[TASK BRIEF] Look over the lines below. Report each one that includes the string "debe".

[RECORDS FOR PROCESSING]

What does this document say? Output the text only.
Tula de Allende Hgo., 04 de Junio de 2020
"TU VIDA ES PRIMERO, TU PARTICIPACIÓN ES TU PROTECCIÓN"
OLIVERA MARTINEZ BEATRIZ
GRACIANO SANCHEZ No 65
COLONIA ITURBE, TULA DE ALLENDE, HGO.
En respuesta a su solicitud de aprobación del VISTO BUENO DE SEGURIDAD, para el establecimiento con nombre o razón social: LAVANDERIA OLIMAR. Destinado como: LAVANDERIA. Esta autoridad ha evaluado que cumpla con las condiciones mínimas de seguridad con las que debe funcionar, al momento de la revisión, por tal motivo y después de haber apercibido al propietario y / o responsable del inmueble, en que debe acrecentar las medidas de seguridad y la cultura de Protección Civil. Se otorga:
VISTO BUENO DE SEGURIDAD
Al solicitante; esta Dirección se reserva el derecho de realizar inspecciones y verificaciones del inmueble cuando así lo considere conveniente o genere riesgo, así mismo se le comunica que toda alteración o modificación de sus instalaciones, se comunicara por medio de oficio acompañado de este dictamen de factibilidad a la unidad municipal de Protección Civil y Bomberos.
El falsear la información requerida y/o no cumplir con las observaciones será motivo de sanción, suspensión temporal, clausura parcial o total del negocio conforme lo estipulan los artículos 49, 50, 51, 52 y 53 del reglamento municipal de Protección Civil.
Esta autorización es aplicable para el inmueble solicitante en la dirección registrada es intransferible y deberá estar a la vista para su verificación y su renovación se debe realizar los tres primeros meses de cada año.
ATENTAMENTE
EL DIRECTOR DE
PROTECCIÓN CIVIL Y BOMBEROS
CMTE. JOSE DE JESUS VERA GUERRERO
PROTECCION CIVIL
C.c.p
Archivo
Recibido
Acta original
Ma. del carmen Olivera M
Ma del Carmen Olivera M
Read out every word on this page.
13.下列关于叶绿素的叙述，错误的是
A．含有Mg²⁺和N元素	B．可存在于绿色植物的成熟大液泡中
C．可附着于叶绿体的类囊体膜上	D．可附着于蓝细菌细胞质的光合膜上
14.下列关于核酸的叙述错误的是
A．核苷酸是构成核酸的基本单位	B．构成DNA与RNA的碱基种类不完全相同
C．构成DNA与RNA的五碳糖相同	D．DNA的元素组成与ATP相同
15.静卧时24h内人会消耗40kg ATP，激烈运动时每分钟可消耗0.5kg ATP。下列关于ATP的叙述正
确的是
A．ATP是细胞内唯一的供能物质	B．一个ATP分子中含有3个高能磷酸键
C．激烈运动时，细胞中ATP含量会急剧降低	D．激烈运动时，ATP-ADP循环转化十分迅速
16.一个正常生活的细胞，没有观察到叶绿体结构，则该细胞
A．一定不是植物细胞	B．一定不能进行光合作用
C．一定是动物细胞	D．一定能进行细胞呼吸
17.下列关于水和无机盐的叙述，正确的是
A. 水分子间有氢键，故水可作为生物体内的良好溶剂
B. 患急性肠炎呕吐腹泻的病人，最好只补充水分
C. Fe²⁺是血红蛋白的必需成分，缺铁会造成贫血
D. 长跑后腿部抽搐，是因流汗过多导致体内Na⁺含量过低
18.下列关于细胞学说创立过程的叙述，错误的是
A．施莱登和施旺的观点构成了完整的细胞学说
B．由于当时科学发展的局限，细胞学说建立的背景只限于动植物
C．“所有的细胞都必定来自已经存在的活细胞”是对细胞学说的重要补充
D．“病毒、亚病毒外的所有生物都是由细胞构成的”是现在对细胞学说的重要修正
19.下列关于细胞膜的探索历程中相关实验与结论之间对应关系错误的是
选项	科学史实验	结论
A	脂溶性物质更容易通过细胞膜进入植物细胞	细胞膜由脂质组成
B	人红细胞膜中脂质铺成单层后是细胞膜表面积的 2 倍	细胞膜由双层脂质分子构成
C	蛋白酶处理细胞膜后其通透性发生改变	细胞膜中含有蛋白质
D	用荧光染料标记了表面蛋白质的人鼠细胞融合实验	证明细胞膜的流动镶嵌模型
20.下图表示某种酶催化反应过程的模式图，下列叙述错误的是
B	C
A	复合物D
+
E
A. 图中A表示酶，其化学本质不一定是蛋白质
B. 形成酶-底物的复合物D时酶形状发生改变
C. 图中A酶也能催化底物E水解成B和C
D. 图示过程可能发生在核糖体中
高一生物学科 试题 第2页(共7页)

[RESULT OF THIS TASK]
En respuesta a su solicitud de aprobación del VISTO BUENO DE SEGURIDAD, para el establecimiento con nombre o razón social: LAVANDERIA OLIMAR. Destinado como: LAVANDERIA. Esta autoridad ha evaluado que cumpla con las condiciones mínimas de seguridad con las que debe funcionar, al momento de la revisión, por tal motivo y después de haber apercibido al propietario y / o responsable del inmueble, en que debe acrecentar las medidas de seguridad y la cultura de Protección Civil. Se otorga:
Esta autorización es aplicable para el inmueble solicitante en la dirección registrada es intransferible y deberá estar a la vista para su verificación y su renovación se debe realizar los tres primeros meses de cada año.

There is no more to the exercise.